** start RECORDS FOR THE EXERCISE **

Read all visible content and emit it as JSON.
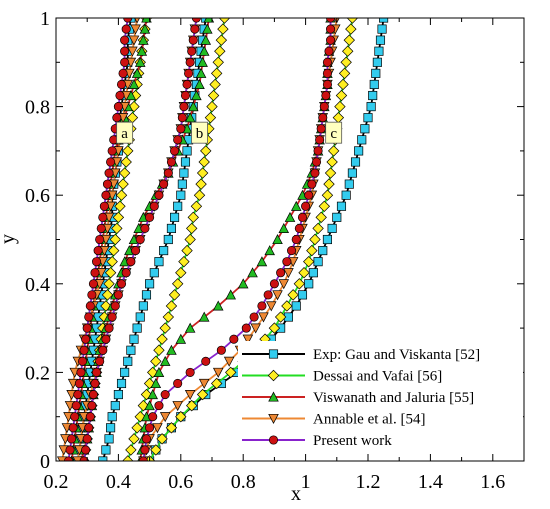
{
  "chart_data": {
    "type": "line",
    "xlabel": "x",
    "ylabel": "y",
    "xlim": [
      0.2,
      1.7
    ],
    "ylim": [
      0,
      1
    ],
    "xticks": [
      "0.2",
      "0.4",
      "0.6",
      "0.8",
      "1",
      "1.2",
      "1.4",
      "1.6"
    ],
    "yticks": [
      "0",
      "0.2",
      "0.4",
      "0.6",
      "0.8",
      "1"
    ],
    "grid": false,
    "legend_position": "bottom-right",
    "panel_labels": [
      {
        "text": "a",
        "x": 0.42,
        "y": 0.74
      },
      {
        "text": "b",
        "x": 0.66,
        "y": 0.74
      },
      {
        "text": "c",
        "x": 1.09,
        "y": 0.74
      }
    ],
    "series": [
      {
        "name": "Exp: Gau and Viskanta [52]",
        "color": "#000000",
        "marker": "square",
        "marker_color": "#33CCEE",
        "curves": [
          {
            "x": [
              0.27,
              0.28,
              0.29,
              0.3,
              0.31,
              0.32,
              0.33,
              0.34,
              0.35,
              0.36,
              0.37,
              0.38,
              0.38,
              0.39,
              0.4,
              0.4,
              0.41,
              0.42,
              0.43,
              0.43,
              0.44
            ],
            "y": [
              0.0,
              0.05,
              0.1,
              0.15,
              0.2,
              0.25,
              0.3,
              0.35,
              0.4,
              0.45,
              0.5,
              0.55,
              0.6,
              0.65,
              0.7,
              0.75,
              0.8,
              0.85,
              0.9,
              0.95,
              1.0
            ]
          },
          {
            "x": [
              0.35,
              0.37,
              0.38,
              0.4,
              0.42,
              0.44,
              0.46,
              0.48,
              0.5,
              0.53,
              0.56,
              0.58,
              0.6,
              0.61,
              0.62,
              0.63,
              0.64,
              0.65,
              0.66,
              0.67,
              0.68
            ],
            "y": [
              0.0,
              0.05,
              0.1,
              0.15,
              0.2,
              0.25,
              0.3,
              0.35,
              0.4,
              0.45,
              0.5,
              0.55,
              0.6,
              0.65,
              0.7,
              0.75,
              0.8,
              0.85,
              0.9,
              0.95,
              1.0
            ]
          },
          {
            "x": [
              0.5,
              0.54,
              0.6,
              0.68,
              0.78,
              0.86,
              0.92,
              0.97,
              1.01,
              1.04,
              1.07,
              1.1,
              1.13,
              1.15,
              1.17,
              1.19,
              1.21,
              1.22,
              1.23,
              1.24,
              1.25
            ],
            "y": [
              0.0,
              0.05,
              0.1,
              0.15,
              0.2,
              0.25,
              0.3,
              0.35,
              0.4,
              0.45,
              0.5,
              0.55,
              0.6,
              0.65,
              0.7,
              0.75,
              0.8,
              0.85,
              0.9,
              0.95,
              1.0
            ]
          }
        ]
      },
      {
        "name": "Dessai and Vafai [56]",
        "color": "#22DD22",
        "marker": "diamond",
        "marker_color": "#FFEE22",
        "curves": [
          {
            "x": [
              0.29,
              0.3,
              0.31,
              0.32,
              0.33,
              0.34,
              0.35,
              0.36,
              0.37,
              0.38,
              0.39,
              0.4,
              0.41,
              0.42,
              0.43,
              0.44,
              0.45,
              0.46,
              0.47,
              0.48,
              0.49
            ],
            "y": [
              0.0,
              0.05,
              0.1,
              0.15,
              0.2,
              0.25,
              0.3,
              0.35,
              0.4,
              0.45,
              0.5,
              0.55,
              0.6,
              0.65,
              0.7,
              0.75,
              0.8,
              0.85,
              0.9,
              0.95,
              1.0
            ]
          },
          {
            "x": [
              0.43,
              0.45,
              0.47,
              0.49,
              0.51,
              0.53,
              0.55,
              0.57,
              0.59,
              0.61,
              0.63,
              0.64,
              0.66,
              0.67,
              0.68,
              0.69,
              0.7,
              0.71,
              0.72,
              0.73,
              0.74
            ],
            "y": [
              0.0,
              0.05,
              0.1,
              0.15,
              0.2,
              0.25,
              0.3,
              0.35,
              0.4,
              0.45,
              0.5,
              0.55,
              0.6,
              0.65,
              0.7,
              0.75,
              0.8,
              0.85,
              0.9,
              0.95,
              1.0
            ]
          },
          {
            "x": [
              0.5,
              0.54,
              0.6,
              0.67,
              0.76,
              0.84,
              0.9,
              0.94,
              0.98,
              1.01,
              1.03,
              1.05,
              1.07,
              1.08,
              1.09,
              1.1,
              1.11,
              1.12,
              1.13,
              1.14,
              1.15
            ],
            "y": [
              0.0,
              0.05,
              0.1,
              0.15,
              0.2,
              0.25,
              0.3,
              0.35,
              0.4,
              0.45,
              0.5,
              0.55,
              0.6,
              0.65,
              0.7,
              0.75,
              0.8,
              0.85,
              0.9,
              0.95,
              1.0
            ]
          }
        ]
      },
      {
        "name": "Viswanath and Jaluria [55]",
        "color": "#CC2222",
        "marker": "triangle-up",
        "marker_color": "#22BB22",
        "curves": [
          {
            "x": [
              0.25,
              0.26,
              0.27,
              0.28,
              0.29,
              0.3,
              0.31,
              0.32,
              0.33,
              0.34,
              0.35,
              0.36,
              0.37,
              0.38,
              0.39,
              0.41,
              0.43,
              0.45,
              0.47,
              0.48,
              0.49
            ],
            "y": [
              0.0,
              0.05,
              0.1,
              0.15,
              0.2,
              0.25,
              0.3,
              0.35,
              0.4,
              0.45,
              0.5,
              0.55,
              0.6,
              0.65,
              0.7,
              0.75,
              0.8,
              0.85,
              0.9,
              0.95,
              1.0
            ]
          },
          {
            "x": [
              0.28,
              0.3,
              0.31,
              0.32,
              0.33,
              0.34,
              0.36,
              0.38,
              0.4,
              0.42,
              0.45,
              0.48,
              0.52,
              0.56,
              0.59,
              0.62,
              0.64,
              0.66,
              0.67,
              0.68,
              0.69
            ],
            "y": [
              0.0,
              0.05,
              0.1,
              0.15,
              0.2,
              0.25,
              0.3,
              0.35,
              0.4,
              0.45,
              0.5,
              0.55,
              0.6,
              0.65,
              0.7,
              0.75,
              0.8,
              0.85,
              0.9,
              0.95,
              1.0
            ]
          },
          {
            "x": [
              0.47,
              0.48,
              0.49,
              0.51,
              0.53,
              0.57,
              0.63,
              0.72,
              0.8,
              0.86,
              0.91,
              0.95,
              0.99,
              1.02,
              1.04,
              1.05,
              1.06,
              1.07,
              1.07,
              1.08,
              1.08
            ],
            "y": [
              0.0,
              0.05,
              0.1,
              0.15,
              0.2,
              0.25,
              0.3,
              0.35,
              0.4,
              0.45,
              0.5,
              0.55,
              0.6,
              0.65,
              0.7,
              0.75,
              0.8,
              0.85,
              0.9,
              0.95,
              1.0
            ]
          }
        ]
      },
      {
        "name": "Annable et al. [54]",
        "color": "#EE8833",
        "marker": "triangle-down",
        "marker_color": "#EE8833",
        "curves": [
          {
            "x": [
              0.22,
              0.23,
              0.24,
              0.25,
              0.26,
              0.28,
              0.3,
              0.32,
              0.34,
              0.35,
              0.36,
              0.37,
              0.38,
              0.39,
              0.4,
              0.41,
              0.42,
              0.43,
              0.44,
              0.45,
              0.46
            ],
            "y": [
              0.0,
              0.05,
              0.1,
              0.15,
              0.2,
              0.25,
              0.3,
              0.35,
              0.4,
              0.45,
              0.5,
              0.55,
              0.6,
              0.65,
              0.7,
              0.75,
              0.8,
              0.85,
              0.9,
              0.95,
              1.0
            ]
          },
          {
            "x": [
              0.27,
              0.28,
              0.29,
              0.31,
              0.33,
              0.35,
              0.37,
              0.39,
              0.41,
              0.44,
              0.47,
              0.5,
              0.53,
              0.56,
              0.58,
              0.6,
              0.61,
              0.62,
              0.63,
              0.64,
              0.65
            ],
            "y": [
              0.0,
              0.05,
              0.1,
              0.15,
              0.2,
              0.25,
              0.3,
              0.35,
              0.4,
              0.45,
              0.5,
              0.55,
              0.6,
              0.65,
              0.7,
              0.75,
              0.8,
              0.85,
              0.9,
              0.95,
              1.0
            ]
          },
          {
            "x": [
              0.48,
              0.5,
              0.55,
              0.63,
              0.72,
              0.79,
              0.84,
              0.89,
              0.93,
              0.96,
              0.98,
              1.0,
              1.02,
              1.03,
              1.04,
              1.05,
              1.06,
              1.07,
              1.08,
              1.09,
              1.1
            ],
            "y": [
              0.0,
              0.05,
              0.1,
              0.15,
              0.2,
              0.25,
              0.3,
              0.35,
              0.4,
              0.45,
              0.5,
              0.55,
              0.6,
              0.65,
              0.7,
              0.75,
              0.8,
              0.85,
              0.9,
              0.95,
              1.0
            ]
          }
        ]
      },
      {
        "name": "Present work",
        "color": "#8822CC",
        "marker": "circle",
        "marker_color": "#CC1111",
        "curves": [
          {
            "x": [
              0.24,
              0.25,
              0.26,
              0.27,
              0.28,
              0.29,
              0.3,
              0.31,
              0.32,
              0.33,
              0.34,
              0.35,
              0.36,
              0.37,
              0.38,
              0.39,
              0.4,
              0.41,
              0.42,
              0.42,
              0.43
            ],
            "y": [
              0.0,
              0.05,
              0.1,
              0.15,
              0.2,
              0.25,
              0.3,
              0.35,
              0.4,
              0.45,
              0.5,
              0.55,
              0.6,
              0.65,
              0.7,
              0.75,
              0.8,
              0.85,
              0.9,
              0.95,
              1.0
            ]
          },
          {
            "x": [
              0.29,
              0.3,
              0.31,
              0.32,
              0.33,
              0.35,
              0.37,
              0.39,
              0.41,
              0.44,
              0.47,
              0.5,
              0.53,
              0.56,
              0.58,
              0.6,
              0.61,
              0.62,
              0.63,
              0.64,
              0.65
            ],
            "y": [
              0.0,
              0.05,
              0.1,
              0.15,
              0.2,
              0.25,
              0.3,
              0.35,
              0.4,
              0.45,
              0.5,
              0.55,
              0.6,
              0.65,
              0.7,
              0.75,
              0.8,
              0.85,
              0.9,
              0.95,
              1.0
            ]
          },
          {
            "x": [
              0.48,
              0.49,
              0.51,
              0.55,
              0.63,
              0.73,
              0.81,
              0.86,
              0.9,
              0.94,
              0.97,
              0.99,
              1.01,
              1.03,
              1.04,
              1.05,
              1.06,
              1.07,
              1.07,
              1.08,
              1.08
            ],
            "y": [
              0.0,
              0.05,
              0.1,
              0.15,
              0.2,
              0.25,
              0.3,
              0.35,
              0.4,
              0.45,
              0.5,
              0.55,
              0.6,
              0.65,
              0.7,
              0.75,
              0.8,
              0.85,
              0.9,
              0.95,
              1.0
            ]
          }
        ]
      }
    ]
  }
}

** end RECORDS FOR THE EXERCISE **

Find all lines holding the string "triangle" and copy them.

RESULT -
        "marker": "triangle-up",
        "marker": "triangle-down",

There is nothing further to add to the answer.